What is needed. Gather all lines in the entries below that include the word "assigning".

Provided information.

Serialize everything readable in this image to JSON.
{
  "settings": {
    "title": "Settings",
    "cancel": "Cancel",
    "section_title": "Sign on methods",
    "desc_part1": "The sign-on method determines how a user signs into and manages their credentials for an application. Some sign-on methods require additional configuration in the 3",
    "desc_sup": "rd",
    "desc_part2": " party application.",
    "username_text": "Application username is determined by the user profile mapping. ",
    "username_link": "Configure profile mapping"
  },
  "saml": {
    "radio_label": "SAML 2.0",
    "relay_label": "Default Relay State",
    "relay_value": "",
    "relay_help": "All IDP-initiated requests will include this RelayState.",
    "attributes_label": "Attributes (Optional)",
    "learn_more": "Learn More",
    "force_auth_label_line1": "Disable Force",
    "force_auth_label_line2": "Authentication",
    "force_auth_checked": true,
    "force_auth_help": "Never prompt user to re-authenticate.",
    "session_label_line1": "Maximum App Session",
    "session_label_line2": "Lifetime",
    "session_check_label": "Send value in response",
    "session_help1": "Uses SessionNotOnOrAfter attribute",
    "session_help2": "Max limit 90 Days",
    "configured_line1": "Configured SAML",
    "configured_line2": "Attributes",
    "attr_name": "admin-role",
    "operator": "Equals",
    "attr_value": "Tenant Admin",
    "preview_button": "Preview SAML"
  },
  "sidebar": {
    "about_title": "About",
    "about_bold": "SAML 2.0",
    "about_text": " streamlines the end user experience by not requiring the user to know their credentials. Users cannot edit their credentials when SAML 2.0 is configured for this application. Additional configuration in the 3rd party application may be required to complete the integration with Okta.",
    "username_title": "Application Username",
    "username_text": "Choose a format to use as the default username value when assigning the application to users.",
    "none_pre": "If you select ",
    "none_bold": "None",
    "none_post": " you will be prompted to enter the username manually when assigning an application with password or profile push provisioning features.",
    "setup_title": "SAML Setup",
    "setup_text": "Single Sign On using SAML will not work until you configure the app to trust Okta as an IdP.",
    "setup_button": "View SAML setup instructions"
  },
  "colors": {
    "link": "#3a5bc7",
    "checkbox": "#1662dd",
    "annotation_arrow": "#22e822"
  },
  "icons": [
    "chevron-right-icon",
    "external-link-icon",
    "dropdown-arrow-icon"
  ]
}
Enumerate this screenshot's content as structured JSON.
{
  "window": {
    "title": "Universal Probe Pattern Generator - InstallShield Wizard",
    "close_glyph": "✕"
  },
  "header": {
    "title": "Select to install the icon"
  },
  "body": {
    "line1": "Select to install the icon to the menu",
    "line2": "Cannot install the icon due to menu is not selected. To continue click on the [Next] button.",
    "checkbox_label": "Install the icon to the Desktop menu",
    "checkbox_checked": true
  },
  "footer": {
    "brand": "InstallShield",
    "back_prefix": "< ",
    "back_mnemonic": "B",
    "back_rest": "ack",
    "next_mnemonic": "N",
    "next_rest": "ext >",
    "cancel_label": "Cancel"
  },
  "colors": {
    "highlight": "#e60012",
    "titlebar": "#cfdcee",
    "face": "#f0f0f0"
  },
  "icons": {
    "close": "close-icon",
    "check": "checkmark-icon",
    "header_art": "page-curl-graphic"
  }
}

Solution for this exercise.
    "username_text": "Choose a format to use as the default username value when assigning the application to users.",
    "none_post": " you will be prompted to enter the username manually when assigning an application with password or profile push provisioning features.",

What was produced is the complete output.